* Data extract:
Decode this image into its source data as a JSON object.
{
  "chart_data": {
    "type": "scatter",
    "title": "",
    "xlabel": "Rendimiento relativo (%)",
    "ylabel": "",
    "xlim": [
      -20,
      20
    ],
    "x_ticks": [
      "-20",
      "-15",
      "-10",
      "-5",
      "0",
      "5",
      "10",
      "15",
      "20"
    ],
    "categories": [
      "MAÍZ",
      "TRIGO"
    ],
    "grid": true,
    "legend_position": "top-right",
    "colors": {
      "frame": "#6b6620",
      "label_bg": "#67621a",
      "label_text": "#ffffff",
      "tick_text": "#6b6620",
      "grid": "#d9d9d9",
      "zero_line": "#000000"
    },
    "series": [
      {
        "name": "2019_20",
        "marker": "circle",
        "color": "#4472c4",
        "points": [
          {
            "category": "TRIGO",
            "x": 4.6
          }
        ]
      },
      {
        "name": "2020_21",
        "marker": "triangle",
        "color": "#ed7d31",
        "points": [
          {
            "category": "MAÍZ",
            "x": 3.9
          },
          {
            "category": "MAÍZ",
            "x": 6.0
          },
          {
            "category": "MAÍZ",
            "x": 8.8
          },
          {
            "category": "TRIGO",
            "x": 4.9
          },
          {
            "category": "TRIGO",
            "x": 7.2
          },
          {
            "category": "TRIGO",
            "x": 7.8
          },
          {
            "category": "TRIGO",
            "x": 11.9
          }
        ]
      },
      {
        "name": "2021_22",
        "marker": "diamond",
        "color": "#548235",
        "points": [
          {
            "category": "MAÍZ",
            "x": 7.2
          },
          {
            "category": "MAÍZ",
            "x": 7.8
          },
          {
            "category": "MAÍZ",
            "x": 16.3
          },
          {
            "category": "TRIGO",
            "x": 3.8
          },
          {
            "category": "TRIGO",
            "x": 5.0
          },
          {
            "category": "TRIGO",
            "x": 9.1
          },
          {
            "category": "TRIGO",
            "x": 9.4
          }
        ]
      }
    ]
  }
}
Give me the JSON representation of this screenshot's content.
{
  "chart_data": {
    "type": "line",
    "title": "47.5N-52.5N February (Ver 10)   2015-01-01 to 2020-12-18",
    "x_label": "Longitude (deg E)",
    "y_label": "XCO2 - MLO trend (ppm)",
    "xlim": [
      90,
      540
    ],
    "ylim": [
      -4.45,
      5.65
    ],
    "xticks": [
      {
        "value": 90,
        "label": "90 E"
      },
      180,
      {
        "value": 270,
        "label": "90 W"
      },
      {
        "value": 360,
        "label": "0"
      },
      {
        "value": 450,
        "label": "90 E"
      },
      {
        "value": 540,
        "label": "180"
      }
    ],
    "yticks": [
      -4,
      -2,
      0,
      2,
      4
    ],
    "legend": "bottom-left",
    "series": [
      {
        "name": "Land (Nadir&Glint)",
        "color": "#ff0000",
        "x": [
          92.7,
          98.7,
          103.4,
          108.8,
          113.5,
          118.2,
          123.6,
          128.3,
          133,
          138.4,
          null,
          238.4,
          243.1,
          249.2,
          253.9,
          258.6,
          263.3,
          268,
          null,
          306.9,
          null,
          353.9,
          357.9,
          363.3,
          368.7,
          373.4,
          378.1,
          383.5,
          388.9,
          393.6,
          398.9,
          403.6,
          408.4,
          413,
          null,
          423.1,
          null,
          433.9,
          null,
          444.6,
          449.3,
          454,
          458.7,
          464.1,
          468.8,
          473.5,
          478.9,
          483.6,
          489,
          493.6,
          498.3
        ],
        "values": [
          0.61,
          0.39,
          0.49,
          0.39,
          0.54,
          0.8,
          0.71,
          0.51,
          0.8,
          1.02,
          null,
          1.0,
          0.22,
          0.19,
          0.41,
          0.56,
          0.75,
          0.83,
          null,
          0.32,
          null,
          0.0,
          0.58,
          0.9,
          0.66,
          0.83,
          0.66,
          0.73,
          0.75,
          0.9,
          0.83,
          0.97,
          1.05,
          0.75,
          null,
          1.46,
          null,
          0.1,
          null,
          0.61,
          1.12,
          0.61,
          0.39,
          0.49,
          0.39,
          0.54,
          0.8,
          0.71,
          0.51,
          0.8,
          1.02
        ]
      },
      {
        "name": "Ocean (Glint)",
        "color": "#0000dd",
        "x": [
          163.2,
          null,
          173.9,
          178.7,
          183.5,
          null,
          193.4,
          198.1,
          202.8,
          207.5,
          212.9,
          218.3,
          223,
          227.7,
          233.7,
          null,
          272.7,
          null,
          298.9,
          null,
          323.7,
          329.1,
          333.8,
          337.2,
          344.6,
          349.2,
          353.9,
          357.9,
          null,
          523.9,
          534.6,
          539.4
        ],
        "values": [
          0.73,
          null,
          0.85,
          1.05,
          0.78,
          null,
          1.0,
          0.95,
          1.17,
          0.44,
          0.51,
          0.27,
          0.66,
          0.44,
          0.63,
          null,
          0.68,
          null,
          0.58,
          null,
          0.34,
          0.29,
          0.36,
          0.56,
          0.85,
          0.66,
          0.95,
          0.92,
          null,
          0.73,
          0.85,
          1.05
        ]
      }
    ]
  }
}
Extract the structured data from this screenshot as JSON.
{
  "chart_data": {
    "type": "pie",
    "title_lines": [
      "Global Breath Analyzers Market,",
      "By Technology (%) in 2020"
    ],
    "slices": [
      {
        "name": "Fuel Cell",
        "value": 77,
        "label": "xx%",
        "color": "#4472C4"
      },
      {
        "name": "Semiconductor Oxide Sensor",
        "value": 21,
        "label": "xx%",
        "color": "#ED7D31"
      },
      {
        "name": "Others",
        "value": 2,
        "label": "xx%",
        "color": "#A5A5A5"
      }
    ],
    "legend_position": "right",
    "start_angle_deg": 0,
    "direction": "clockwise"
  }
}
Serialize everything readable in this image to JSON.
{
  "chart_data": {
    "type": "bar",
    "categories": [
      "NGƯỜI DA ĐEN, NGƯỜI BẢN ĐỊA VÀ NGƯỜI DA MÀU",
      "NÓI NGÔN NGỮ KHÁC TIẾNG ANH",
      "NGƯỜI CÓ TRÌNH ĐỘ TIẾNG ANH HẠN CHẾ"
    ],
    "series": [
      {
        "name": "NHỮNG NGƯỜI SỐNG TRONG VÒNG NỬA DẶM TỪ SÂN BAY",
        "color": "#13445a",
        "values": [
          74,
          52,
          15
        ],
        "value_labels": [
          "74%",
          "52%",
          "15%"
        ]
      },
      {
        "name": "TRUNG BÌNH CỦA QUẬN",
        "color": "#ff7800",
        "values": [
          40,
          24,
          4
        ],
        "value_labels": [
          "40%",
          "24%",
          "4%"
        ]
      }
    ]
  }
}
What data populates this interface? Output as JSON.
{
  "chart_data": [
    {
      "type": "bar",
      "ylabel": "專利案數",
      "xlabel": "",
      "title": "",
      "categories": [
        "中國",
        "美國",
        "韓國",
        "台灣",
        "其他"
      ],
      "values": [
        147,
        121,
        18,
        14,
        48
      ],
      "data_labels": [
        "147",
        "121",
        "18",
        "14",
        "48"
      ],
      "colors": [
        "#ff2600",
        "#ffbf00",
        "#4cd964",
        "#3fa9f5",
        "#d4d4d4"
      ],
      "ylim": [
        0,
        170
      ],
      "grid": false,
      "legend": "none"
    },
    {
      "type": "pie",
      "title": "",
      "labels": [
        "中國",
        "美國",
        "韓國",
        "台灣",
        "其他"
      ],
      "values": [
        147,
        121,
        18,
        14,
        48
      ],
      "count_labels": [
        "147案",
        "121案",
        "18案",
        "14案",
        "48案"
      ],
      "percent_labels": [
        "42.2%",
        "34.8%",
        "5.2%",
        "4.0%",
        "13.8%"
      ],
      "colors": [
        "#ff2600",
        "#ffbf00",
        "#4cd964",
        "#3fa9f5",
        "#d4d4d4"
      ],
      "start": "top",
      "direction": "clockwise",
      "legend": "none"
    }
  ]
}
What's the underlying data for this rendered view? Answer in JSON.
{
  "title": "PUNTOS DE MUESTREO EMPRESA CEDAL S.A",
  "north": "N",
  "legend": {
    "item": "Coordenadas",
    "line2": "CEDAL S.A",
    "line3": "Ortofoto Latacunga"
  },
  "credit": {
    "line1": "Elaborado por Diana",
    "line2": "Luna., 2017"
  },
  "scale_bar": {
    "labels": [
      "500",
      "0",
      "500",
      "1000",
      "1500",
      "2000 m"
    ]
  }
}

* The problem:
Look through the entries above and count each line holding "direction"; report the count alone.

* Answer for the task:
2